● **DESCRIPTION OF THE TASK**: Collect each line holding the string "hiểu".

● **SUPPLIED ENTRIES**:
-- -- --

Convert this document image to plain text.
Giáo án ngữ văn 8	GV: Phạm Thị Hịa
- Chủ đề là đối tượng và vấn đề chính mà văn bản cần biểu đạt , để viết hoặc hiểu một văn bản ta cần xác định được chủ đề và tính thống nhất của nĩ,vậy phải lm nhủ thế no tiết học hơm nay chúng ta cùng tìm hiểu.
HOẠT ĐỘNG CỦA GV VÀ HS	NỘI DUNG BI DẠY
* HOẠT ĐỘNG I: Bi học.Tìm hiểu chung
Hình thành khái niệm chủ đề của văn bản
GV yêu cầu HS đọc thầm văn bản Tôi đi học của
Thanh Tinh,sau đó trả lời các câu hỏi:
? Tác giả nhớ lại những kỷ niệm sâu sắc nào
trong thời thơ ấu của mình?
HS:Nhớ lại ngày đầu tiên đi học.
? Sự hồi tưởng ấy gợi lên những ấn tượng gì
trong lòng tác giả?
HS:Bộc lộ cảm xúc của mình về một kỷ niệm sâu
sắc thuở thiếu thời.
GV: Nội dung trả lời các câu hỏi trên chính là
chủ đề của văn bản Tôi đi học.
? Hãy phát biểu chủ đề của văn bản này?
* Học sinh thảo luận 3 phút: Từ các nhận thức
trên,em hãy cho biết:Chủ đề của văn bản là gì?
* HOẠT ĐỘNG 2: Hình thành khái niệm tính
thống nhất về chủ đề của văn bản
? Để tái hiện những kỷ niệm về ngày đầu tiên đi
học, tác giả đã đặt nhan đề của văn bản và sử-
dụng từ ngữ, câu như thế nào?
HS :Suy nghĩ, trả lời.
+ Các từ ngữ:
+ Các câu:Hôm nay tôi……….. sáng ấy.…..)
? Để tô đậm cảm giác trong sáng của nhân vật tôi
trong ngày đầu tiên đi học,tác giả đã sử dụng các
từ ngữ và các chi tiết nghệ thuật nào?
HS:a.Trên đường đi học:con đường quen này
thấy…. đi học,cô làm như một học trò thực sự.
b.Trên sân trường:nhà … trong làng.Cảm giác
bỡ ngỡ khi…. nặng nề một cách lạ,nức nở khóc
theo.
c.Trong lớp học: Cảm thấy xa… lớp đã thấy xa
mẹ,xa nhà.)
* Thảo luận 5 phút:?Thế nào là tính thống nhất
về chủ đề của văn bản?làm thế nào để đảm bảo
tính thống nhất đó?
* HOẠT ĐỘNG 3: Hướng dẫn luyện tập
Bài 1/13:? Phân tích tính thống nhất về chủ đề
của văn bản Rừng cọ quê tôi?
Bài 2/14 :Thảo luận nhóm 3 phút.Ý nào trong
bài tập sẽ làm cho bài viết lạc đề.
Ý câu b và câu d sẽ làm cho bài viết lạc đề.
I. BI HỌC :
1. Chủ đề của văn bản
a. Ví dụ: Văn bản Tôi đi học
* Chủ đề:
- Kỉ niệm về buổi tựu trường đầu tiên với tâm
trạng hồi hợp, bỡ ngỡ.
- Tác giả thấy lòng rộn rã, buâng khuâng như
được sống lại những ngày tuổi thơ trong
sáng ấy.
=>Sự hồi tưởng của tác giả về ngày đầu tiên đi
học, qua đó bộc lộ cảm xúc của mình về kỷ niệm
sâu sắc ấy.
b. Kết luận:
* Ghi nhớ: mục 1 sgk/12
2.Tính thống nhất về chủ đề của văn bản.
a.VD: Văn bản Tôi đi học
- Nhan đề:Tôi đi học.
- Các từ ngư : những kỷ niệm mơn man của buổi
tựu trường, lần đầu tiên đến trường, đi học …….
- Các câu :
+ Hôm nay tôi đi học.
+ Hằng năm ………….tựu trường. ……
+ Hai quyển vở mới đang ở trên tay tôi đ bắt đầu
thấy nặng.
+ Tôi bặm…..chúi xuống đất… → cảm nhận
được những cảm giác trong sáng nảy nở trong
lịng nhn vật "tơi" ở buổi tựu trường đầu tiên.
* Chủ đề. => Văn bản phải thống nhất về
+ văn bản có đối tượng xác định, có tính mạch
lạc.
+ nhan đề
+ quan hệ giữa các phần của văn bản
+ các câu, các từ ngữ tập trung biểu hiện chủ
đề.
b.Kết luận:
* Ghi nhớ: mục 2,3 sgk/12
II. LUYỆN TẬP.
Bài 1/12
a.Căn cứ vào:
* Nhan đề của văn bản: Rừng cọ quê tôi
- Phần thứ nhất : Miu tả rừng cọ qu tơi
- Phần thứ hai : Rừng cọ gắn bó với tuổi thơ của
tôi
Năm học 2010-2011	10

-- -- --

● **REPLY TO THE EXERCISE**:
- Chủ đề là đối tượng và vấn đề chính mà văn bản cần biểu đạt , để viết hoặc hiểu một văn bản ta cần xác định được chủ đề và tính thống nhất của nĩ,vậy phải lm nhủ thế no tiết học hơm nay chúng ta cùng tìm hiểu.
* HOẠT ĐỘNG I: Bi học.Tìm hiểu chung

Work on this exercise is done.